[Records]
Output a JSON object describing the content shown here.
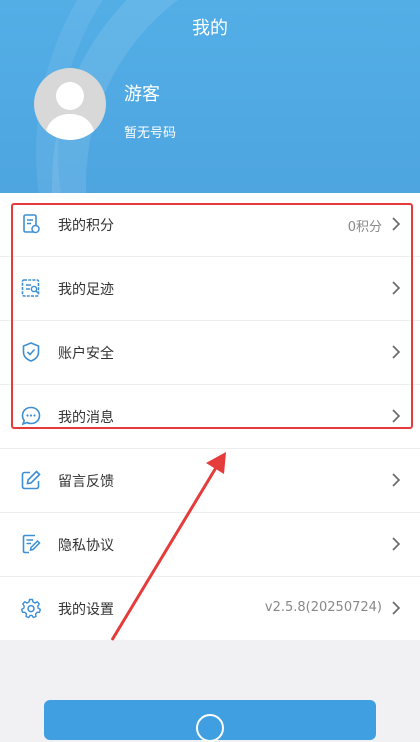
{
  "header": {
    "title": "我的",
    "user_name": "游客",
    "user_phone": "暂无号码",
    "color": "#4fa9e3"
  },
  "menu": {
    "items": [
      {
        "label": "我的积分",
        "value": "0积分",
        "icon": "points-doc-icon"
      },
      {
        "label": "我的足迹",
        "value": "",
        "icon": "footprint-list-icon"
      },
      {
        "label": "账户安全",
        "value": "",
        "icon": "shield-check-icon"
      },
      {
        "label": "我的消息",
        "value": "",
        "icon": "message-bubble-icon"
      },
      {
        "label": "留言反馈",
        "value": "",
        "icon": "edit-pen-icon"
      },
      {
        "label": "隐私协议",
        "value": "",
        "icon": "privacy-doc-icon"
      },
      {
        "label": "我的设置",
        "value": "v2.5.8(20250724)",
        "icon": "gear-icon"
      }
    ]
  },
  "colors": {
    "accent": "#3f9fe0",
    "icon": "#3d8fd4",
    "annotation": "#e53b3b"
  }
}
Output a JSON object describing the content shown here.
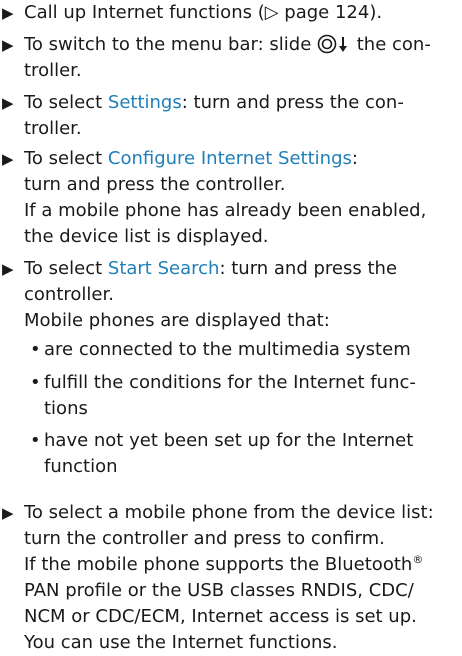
{
  "steps": [
    {
      "lines": [
        "Call up Internet functions (▷ page 124)."
      ]
    },
    {
      "lines": [
        "To switch to the menu bar: slide",
        "the con-",
        "troller."
      ]
    },
    {
      "term": "Settings",
      "lines": [
        "To select",
        ": turn and press the con-",
        "troller."
      ]
    },
    {
      "term": "Configure Internet Settings",
      "lines": [
        "To select",
        ":",
        "turn and press the controller.",
        "If a mobile phone has already been enabled,",
        "the device list is displayed."
      ]
    },
    {
      "term": "Start Search",
      "lines": [
        "To select",
        ": turn and press the",
        "controller.",
        "Mobile phones are displayed that:"
      ]
    },
    {
      "lines": [
        "To select a mobile phone from the device list:",
        "turn the controller and press to confirm.",
        "If the mobile phone supports the Bluetooth",
        "PAN profile or the USB classes RNDIS, CDC/",
        "NCM or CDC/ECM, Internet access is set up.",
        "You can use the Internet functions."
      ],
      "registered": "®"
    }
  ],
  "conditions": [
    [
      "are connected to the multimedia system"
    ],
    [
      "fulfill the conditions for the Internet func-",
      "tions"
    ],
    [
      "have not yet been set up for the Internet",
      "function"
    ]
  ],
  "icons": {
    "step_marker": "triangle-right-icon",
    "controller": "controller-slide-down-icon"
  }
}
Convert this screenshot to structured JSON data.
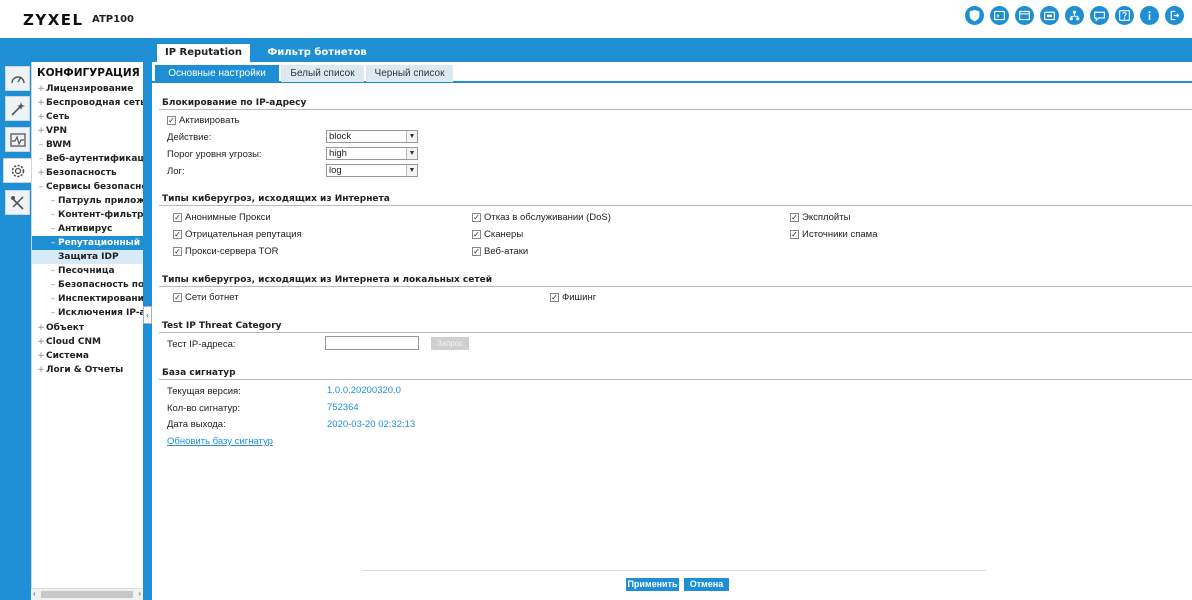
{
  "header": {
    "logo": "ZYXEL",
    "model": "ATP100",
    "icons": [
      "shield-icon",
      "terminal-icon",
      "console-icon",
      "cloud-icon",
      "network-icon",
      "chat-icon",
      "help-icon",
      "info-icon",
      "logout-icon"
    ]
  },
  "nav": {
    "title": "КОНФИГУРАЦИЯ",
    "items": [
      {
        "mark": "+",
        "label": "Лицензирование"
      },
      {
        "mark": "+",
        "label": "Беспроводная сеть"
      },
      {
        "mark": "+",
        "label": "Сеть"
      },
      {
        "mark": "+",
        "label": "VPN"
      },
      {
        "mark": "–",
        "label": "BWM"
      },
      {
        "mark": "–",
        "label": "Веб-аутентификация"
      },
      {
        "mark": "+",
        "label": "Безопасность"
      },
      {
        "mark": "–",
        "label": "Сервисы безопасности"
      },
      {
        "mark": "–",
        "label": "Патруль приложений"
      },
      {
        "mark": "–",
        "label": "Контент-фильтр"
      },
      {
        "mark": "–",
        "label": "Антивирус"
      },
      {
        "mark": "–",
        "label": "Репутационный фильтр"
      },
      {
        "mark": "",
        "label": "Защита IDP"
      },
      {
        "mark": "–",
        "label": "Песочница"
      },
      {
        "mark": "–",
        "label": "Безопасность почты"
      },
      {
        "mark": "–",
        "label": "Инспектирование SSL"
      },
      {
        "mark": "–",
        "label": "Исключения IP-адресов"
      },
      {
        "mark": "+",
        "label": "Объект"
      },
      {
        "mark": "+",
        "label": "Cloud CNM"
      },
      {
        "mark": "+",
        "label": "Система"
      },
      {
        "mark": "+",
        "label": "Логи & Отчеты"
      }
    ]
  },
  "tabs": {
    "ip_reputation": "IP Reputation",
    "botnet_filter": "Фильтр ботнетов"
  },
  "subtabs": {
    "basic": "Основные настройки",
    "whitelist": "Белый список",
    "blacklist": "Черный список"
  },
  "blocking": {
    "title": "Блокирование по IP-адресу",
    "activate": "Активировать",
    "action_label": "Действие:",
    "action_value": "block",
    "threat_label": "Порог уровня угрозы:",
    "threat_value": "high",
    "log_label": "Лог:",
    "log_value": "log"
  },
  "internet_threats": {
    "title": "Типы киберугроз, исходящих из Интернета",
    "items": [
      "Анонимные Прокси",
      "Отрицательная репутация",
      "Прокси-сервера TOR",
      "Отказ в обслуживании (DoS)",
      "Сканеры",
      "Веб-атаки",
      "Эксплойты",
      "Источники спама"
    ]
  },
  "local_threats": {
    "title": "Типы киберугроз, исходящих из Интернета и локальных сетей",
    "items": [
      "Сети ботнет",
      "Фишинг"
    ]
  },
  "test": {
    "title": "Test IP Threat Category",
    "label": "Тест IP-адреса:",
    "input_value": "",
    "button": "Запрос"
  },
  "signatures": {
    "title": "База сигнатур",
    "version_label": "Текущая версия:",
    "version_value": "1.0.0.20200320.0",
    "count_label": "Кол-во сигнатур:",
    "count_value": "752364",
    "date_label": "Дата выхода:",
    "date_value": "2020-03-20 02:32:13",
    "update_link": "Обновить базу сигнатур"
  },
  "footer": {
    "apply": "Применить",
    "cancel": "Отмена"
  },
  "colors": {
    "accent": "#1e8fd5"
  }
}
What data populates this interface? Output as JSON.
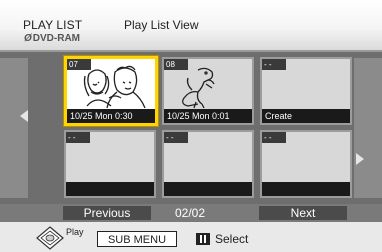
{
  "header": {
    "title": "PLAY LIST",
    "subtitle": "Play List View",
    "disc_icon": "Ø",
    "disc_label": "DVD-RAM"
  },
  "tiles": [
    {
      "number": "07",
      "caption": "10/25 Mon  0:30",
      "selected": true,
      "thumbnail": "couple-icon"
    },
    {
      "number": "08",
      "caption": "10/25 Mon  0:01",
      "selected": false,
      "thumbnail": "dinosaur-icon"
    },
    {
      "number": "- -",
      "caption": "Create",
      "selected": false
    },
    {
      "number": "- -",
      "caption": "",
      "selected": false
    },
    {
      "number": "- -",
      "caption": "",
      "selected": false
    },
    {
      "number": "- -",
      "caption": "",
      "selected": false
    }
  ],
  "nav": {
    "previous_label": "Previous",
    "page_indicator": "02/02",
    "next_label": "Next"
  },
  "legend": {
    "play_label": "Play",
    "submenu_label": "SUB MENU",
    "select_label": "Select"
  },
  "colors": {
    "selection_border": "#ffd400",
    "grid_background": "#6e6e6e",
    "caption_bar": "#1a1a1a"
  }
}
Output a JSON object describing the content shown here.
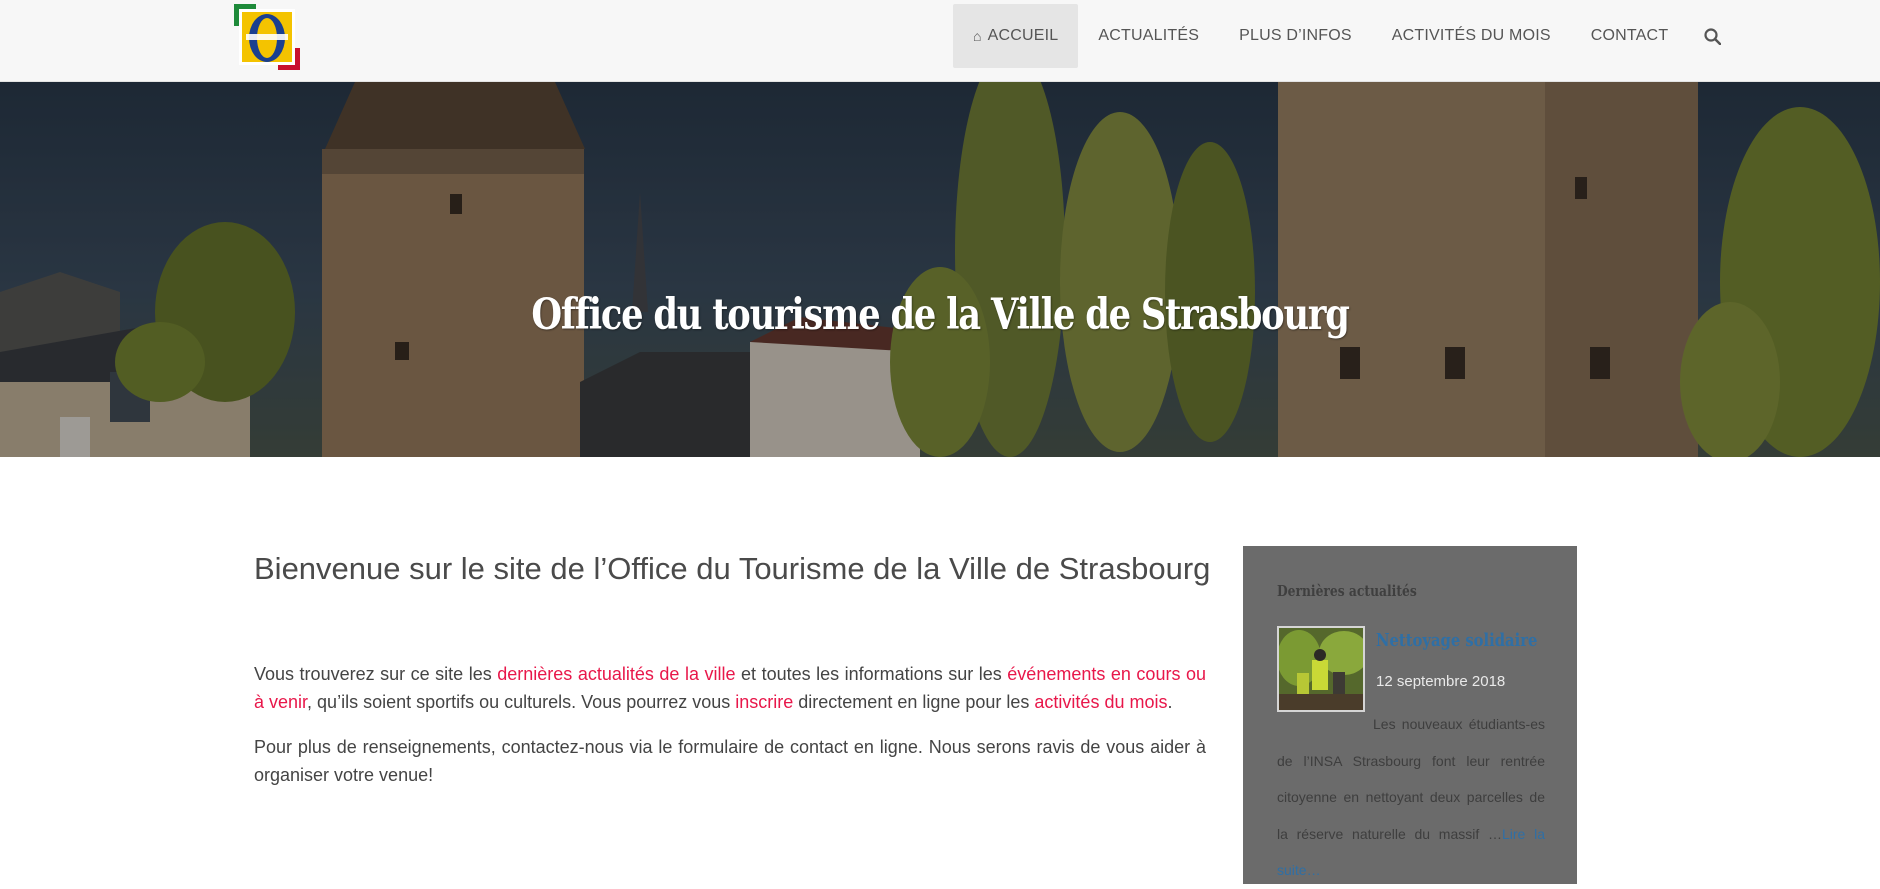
{
  "nav": {
    "items": [
      {
        "label": "Accueil",
        "active": true
      },
      {
        "label": "Actualités",
        "active": false
      },
      {
        "label": "Plus d’infos",
        "active": false
      },
      {
        "label": "Activités du mois",
        "active": false
      },
      {
        "label": "Contact",
        "active": false
      }
    ],
    "home_icon": "⌂",
    "search_icon": "search-icon"
  },
  "hero": {
    "title": "Office du tourisme de la Ville de Strasbourg"
  },
  "main": {
    "title": "Bienvenue sur le site de l’Office du Tourisme de la Ville de Strasbourg",
    "p1": {
      "t1": "Vous trouverez sur ce site les ",
      "l1": "dernières actualités de la ville",
      "t2": " et toutes les informations sur les ",
      "l2": "événements en cours ou à venir",
      "t3": ", qu’ils soient sportifs ou culturels. Vous pourrez vous ",
      "l3": "inscrire",
      "t4": " directement en ligne pour les ",
      "l4": "activités du mois",
      "t5": "."
    },
    "p2": "Pour plus de renseignements, contactez-nous via le formulaire de contact en ligne. Nous serons ravis de vous aider à organiser votre venue!"
  },
  "sidebar": {
    "title": "Dernières actualités",
    "post": {
      "title": "Nettoyage solidaire",
      "date": "12 septembre 2018",
      "excerpt": "Les nouveaux étudiants-es de l’INSA Strasbourg font leur rentrée citoyenne en nettoyant deux parcelles de la réserve naturelle du massif …",
      "read_more": "Lire la suite…"
    }
  },
  "colors": {
    "link": "#e8174a",
    "accent_blue": "#2f6fa5",
    "sidebar_bg": "#6b6b6b",
    "nav_bg": "#f7f7f7"
  }
}
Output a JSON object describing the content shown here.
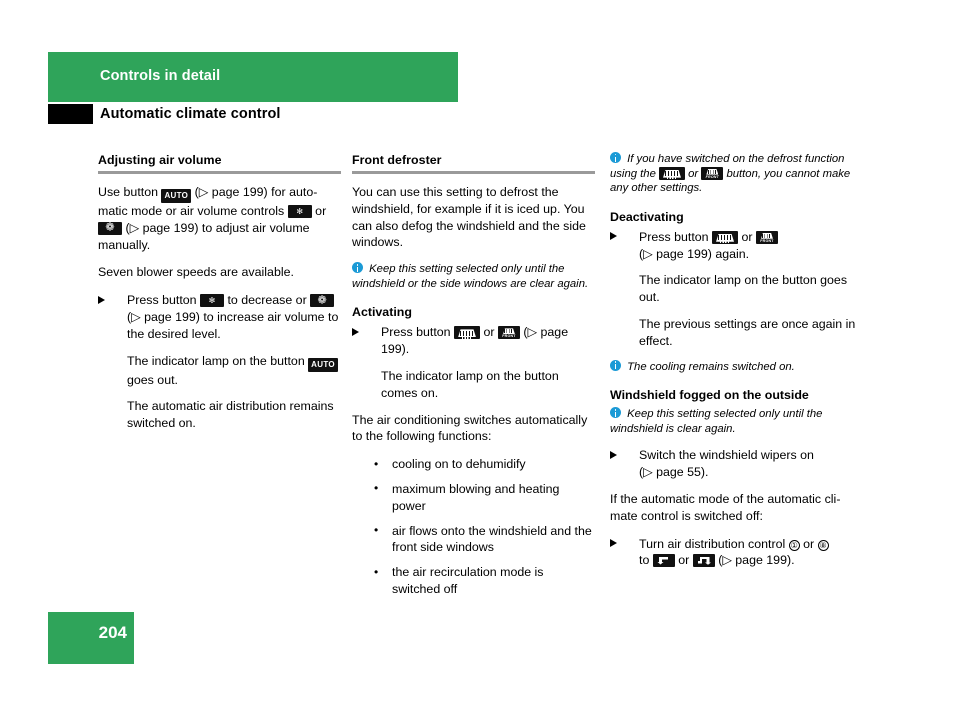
{
  "header": {
    "chapter": "Controls in detail",
    "section": "Automatic climate control"
  },
  "footer": {
    "page_number": "204"
  },
  "colors": {
    "brand_green": "#2fa45a",
    "info_blue": "#1b9ad6",
    "rule_gray": "#9a9a9a",
    "key_black": "#111111"
  },
  "column1": {
    "heading": "Adjusting air volume",
    "para1_a": "Use button",
    "para1_b": "(▷ page 199) for auto-matic mode or air volume controls",
    "para1_c": "or",
    "para1_d": "(▷ page 199) to adjust air volume manually.",
    "para2": "Seven blower speeds are available.",
    "step1_a": "Press button",
    "step1_b": "to decrease or",
    "step1_c": "(▷ page 199) to increase air volume to the desired level.",
    "step1_r1_a": "The indicator lamp on the button",
    "step1_r1_b": "goes out.",
    "step1_r2": "The automatic air distribution remains switched on."
  },
  "column2": {
    "heading": "Front defroster",
    "para1": "You can use this setting to defrost the windshield, for example if it is iced up. You can also defog the windshield and the side windows.",
    "note1": "Keep this setting selected only until the windshield or the side windows are clear again.",
    "sub1": "Activating",
    "step1_a": "Press button",
    "step1_b": "or",
    "step1_c": "(▷ page 199).",
    "step1_r1": "The indicator lamp on the button comes on.",
    "para2": "The air conditioning switches automatically to the following functions:",
    "bullets": [
      "cooling on to dehumidify",
      "maximum blowing and heating power",
      "air flows onto the windshield and the front side windows",
      "the air recirculation mode is switched off"
    ]
  },
  "column3": {
    "note1_a": "If you have switched on the defrost function using the",
    "note1_b": "or",
    "note1_c": "button, you cannot make any other settings.",
    "sub1": "Deactivating",
    "step1_a": "Press button",
    "step1_b": "or",
    "step1_c": "(▷ page 199) again.",
    "step1_r1": "The indicator lamp on the button goes out.",
    "step1_r2": "The previous settings are once again in effect.",
    "note2": "The cooling remains switched on.",
    "sub2": "Windshield fogged on the outside",
    "note3": "Keep this setting selected only until the windshield is clear again.",
    "step2_a": "Switch the windshield wipers on",
    "step2_b": "(▷ page 55).",
    "para1": "If the automatic mode of the automatic cli-mate control is switched off:",
    "step3_a": "Turn air distribution control",
    "step3_num1": "①",
    "step3_or": "or",
    "step3_num2": "⑧",
    "step3_b": "to",
    "step3_c": "or",
    "step3_d": "(▷ page 199)."
  },
  "icons": {
    "auto": "AUTO",
    "fan_low": "fan-low-icon",
    "fan_high": "fan-high-icon",
    "defrost_rear": "rear-defroster-icon",
    "defrost_front": "front-defroster-icon",
    "air_to_footwell": "air-distribution-footwell-icon",
    "air_to_upper": "air-distribution-upper-icon",
    "front_label": "FRONT"
  }
}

## Objective
What is the number of lines in the records that contain the string "slide"? Give only that number.

## The result
2